Problem statement: Determine how many lines hold "limits" and give only that number.

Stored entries
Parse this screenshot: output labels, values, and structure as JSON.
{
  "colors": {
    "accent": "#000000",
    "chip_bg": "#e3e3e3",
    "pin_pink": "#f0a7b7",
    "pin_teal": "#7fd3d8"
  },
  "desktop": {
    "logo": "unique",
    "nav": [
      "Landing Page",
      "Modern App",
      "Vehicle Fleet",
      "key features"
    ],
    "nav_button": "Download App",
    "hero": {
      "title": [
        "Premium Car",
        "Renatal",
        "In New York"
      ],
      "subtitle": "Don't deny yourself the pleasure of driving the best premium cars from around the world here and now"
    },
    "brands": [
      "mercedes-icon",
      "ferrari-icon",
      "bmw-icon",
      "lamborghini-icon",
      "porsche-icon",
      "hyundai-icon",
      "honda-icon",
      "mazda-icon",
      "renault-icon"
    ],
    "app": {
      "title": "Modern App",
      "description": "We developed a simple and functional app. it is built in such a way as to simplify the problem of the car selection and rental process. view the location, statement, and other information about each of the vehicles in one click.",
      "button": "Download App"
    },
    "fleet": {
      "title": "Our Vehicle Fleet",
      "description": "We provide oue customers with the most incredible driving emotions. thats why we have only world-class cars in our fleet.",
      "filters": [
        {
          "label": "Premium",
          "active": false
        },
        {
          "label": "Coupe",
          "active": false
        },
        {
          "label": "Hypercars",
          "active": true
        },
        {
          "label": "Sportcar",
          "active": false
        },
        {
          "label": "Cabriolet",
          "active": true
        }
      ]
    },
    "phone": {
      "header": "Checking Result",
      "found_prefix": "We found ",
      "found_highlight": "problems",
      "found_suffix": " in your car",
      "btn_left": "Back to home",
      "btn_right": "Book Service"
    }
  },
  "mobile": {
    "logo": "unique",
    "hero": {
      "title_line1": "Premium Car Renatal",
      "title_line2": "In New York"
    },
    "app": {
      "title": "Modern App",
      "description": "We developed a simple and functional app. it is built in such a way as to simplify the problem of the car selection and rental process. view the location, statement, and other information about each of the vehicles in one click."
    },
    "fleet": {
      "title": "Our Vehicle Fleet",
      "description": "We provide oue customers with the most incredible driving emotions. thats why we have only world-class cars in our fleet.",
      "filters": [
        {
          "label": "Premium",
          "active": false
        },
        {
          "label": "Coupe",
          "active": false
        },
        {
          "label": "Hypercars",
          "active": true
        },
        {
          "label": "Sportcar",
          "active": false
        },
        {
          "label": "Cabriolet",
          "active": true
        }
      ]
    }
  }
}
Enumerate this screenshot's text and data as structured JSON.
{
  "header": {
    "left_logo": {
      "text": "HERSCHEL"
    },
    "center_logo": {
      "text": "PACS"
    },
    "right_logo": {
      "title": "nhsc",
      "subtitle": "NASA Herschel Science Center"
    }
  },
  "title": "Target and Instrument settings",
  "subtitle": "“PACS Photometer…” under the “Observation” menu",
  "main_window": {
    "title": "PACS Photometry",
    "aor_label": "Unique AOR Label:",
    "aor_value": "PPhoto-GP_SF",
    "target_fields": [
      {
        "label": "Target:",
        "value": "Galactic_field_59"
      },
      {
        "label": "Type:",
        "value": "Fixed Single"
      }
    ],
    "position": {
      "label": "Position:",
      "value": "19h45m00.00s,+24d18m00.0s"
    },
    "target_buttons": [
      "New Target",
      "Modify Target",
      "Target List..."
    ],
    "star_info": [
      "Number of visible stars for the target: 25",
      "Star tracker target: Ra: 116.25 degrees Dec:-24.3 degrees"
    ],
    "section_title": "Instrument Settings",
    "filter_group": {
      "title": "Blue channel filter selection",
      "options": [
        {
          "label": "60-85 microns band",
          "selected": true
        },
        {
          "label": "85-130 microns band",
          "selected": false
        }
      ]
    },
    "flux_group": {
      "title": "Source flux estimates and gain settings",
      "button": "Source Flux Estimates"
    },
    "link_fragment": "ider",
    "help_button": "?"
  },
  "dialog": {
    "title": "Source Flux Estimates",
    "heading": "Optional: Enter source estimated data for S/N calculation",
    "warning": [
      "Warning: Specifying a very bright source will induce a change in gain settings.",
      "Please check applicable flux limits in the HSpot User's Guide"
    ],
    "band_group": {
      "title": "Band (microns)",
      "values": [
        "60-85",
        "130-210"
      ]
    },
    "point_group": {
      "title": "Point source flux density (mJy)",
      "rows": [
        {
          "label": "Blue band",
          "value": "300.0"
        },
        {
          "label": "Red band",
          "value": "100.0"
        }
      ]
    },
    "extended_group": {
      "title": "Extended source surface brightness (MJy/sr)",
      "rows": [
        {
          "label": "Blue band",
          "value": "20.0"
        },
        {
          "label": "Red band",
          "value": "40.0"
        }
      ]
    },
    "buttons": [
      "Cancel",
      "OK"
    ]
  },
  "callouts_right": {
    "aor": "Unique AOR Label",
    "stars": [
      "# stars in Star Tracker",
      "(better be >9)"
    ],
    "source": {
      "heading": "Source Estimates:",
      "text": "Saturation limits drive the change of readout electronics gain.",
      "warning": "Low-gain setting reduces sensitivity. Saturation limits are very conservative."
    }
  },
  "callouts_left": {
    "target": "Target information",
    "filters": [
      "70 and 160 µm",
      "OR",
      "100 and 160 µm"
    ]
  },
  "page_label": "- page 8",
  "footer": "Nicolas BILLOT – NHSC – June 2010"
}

Completed exercise: 3